> **Dataset excerpts**

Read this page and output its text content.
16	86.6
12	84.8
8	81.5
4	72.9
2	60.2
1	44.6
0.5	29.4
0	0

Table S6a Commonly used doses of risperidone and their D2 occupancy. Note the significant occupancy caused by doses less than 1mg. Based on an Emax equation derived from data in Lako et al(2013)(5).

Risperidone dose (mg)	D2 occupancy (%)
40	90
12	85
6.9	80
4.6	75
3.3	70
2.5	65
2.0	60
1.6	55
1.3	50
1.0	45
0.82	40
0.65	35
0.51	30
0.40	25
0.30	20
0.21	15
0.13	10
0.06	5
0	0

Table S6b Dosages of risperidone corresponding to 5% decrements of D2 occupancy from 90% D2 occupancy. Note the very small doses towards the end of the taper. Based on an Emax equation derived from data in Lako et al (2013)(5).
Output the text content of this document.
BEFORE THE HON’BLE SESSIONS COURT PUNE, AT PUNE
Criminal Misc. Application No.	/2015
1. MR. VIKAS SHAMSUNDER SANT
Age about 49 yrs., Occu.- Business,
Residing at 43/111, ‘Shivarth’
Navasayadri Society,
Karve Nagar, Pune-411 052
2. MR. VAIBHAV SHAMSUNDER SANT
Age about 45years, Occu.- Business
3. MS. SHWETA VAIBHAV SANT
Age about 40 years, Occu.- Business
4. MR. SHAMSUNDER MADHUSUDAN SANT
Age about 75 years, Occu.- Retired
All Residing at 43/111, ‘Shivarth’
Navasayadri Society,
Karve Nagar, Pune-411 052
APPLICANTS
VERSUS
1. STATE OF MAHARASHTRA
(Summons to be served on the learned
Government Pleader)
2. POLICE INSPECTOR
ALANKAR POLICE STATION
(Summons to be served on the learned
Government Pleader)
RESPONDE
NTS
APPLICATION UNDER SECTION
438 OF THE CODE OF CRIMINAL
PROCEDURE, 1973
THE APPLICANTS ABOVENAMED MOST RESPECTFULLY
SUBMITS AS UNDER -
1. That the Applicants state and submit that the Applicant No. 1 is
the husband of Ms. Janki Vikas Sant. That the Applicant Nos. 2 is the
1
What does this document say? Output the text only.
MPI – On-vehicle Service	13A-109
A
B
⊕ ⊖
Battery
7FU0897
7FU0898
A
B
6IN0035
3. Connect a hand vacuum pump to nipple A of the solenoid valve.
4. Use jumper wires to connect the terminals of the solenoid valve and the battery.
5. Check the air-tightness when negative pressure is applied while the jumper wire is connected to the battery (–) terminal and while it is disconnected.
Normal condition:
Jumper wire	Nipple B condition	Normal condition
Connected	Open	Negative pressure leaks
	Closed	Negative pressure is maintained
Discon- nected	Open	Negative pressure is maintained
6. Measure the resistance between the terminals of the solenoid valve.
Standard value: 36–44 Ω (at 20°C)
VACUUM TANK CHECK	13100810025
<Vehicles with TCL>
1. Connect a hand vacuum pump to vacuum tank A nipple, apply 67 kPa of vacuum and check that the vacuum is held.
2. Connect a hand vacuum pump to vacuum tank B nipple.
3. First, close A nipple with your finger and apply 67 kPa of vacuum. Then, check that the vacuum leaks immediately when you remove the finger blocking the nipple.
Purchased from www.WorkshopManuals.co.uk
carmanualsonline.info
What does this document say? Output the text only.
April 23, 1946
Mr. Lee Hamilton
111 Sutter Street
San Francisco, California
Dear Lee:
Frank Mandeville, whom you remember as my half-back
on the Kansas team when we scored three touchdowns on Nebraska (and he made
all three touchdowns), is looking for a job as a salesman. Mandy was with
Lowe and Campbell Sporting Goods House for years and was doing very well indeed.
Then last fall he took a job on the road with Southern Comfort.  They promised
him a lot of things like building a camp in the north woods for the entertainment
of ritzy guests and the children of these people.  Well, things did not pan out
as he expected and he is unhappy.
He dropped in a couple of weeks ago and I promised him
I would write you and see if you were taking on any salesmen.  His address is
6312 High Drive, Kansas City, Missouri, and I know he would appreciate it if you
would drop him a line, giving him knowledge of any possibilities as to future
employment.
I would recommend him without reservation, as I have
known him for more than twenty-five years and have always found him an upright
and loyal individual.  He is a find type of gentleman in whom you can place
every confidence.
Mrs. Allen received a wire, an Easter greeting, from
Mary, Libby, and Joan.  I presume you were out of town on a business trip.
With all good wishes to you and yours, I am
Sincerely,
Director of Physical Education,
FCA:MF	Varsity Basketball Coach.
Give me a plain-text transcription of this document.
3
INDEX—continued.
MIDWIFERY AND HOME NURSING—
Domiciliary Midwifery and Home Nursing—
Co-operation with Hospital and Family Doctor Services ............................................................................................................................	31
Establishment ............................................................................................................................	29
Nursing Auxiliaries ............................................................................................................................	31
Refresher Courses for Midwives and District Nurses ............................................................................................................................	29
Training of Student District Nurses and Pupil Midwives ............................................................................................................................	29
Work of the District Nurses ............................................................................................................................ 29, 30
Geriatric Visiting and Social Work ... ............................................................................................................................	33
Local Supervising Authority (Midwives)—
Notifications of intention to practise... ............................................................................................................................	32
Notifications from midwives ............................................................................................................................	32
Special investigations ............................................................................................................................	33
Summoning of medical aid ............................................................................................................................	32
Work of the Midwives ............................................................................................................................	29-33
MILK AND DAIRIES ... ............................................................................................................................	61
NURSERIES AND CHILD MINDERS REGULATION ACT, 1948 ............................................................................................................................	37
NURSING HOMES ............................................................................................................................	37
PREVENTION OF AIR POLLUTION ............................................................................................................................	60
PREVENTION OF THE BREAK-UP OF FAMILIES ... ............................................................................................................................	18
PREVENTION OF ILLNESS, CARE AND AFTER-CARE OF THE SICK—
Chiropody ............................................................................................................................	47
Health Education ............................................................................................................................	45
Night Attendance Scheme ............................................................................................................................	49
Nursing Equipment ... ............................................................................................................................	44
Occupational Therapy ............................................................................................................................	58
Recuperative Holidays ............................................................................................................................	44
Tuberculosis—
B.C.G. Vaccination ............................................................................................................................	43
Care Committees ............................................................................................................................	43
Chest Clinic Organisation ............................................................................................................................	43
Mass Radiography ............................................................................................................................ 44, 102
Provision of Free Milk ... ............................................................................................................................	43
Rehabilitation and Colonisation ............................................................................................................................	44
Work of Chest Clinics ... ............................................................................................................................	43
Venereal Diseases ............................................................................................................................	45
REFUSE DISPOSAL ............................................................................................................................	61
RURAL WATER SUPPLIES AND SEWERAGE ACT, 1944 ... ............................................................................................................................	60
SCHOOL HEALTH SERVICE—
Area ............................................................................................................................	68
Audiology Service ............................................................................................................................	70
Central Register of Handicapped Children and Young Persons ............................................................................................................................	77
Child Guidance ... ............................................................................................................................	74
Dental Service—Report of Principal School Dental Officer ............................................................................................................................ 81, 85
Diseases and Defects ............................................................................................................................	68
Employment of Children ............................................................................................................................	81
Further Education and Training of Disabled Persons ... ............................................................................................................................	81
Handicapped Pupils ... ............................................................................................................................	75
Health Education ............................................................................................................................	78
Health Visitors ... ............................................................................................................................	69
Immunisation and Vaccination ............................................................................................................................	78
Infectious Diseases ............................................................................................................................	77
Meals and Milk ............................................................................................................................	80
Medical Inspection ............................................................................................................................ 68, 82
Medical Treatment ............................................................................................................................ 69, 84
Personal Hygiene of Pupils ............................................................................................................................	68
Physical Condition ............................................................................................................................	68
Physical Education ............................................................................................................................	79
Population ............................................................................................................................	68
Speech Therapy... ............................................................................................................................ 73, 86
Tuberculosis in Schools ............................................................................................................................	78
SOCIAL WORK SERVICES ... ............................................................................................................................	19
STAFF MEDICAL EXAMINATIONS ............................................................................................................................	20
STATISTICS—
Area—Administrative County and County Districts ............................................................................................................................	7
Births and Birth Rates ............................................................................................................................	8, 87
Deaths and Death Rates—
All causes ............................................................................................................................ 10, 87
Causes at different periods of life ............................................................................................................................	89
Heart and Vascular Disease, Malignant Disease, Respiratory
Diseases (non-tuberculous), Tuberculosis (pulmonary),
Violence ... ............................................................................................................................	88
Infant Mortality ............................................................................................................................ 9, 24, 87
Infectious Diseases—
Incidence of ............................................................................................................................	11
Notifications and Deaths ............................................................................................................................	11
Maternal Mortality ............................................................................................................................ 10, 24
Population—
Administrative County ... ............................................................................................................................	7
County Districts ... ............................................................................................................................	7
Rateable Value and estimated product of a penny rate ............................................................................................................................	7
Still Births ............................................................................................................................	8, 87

> **Short exercise**
Count the lines in which the string "Normal" appears, then report only that figure.

> **Response to this exercise**
2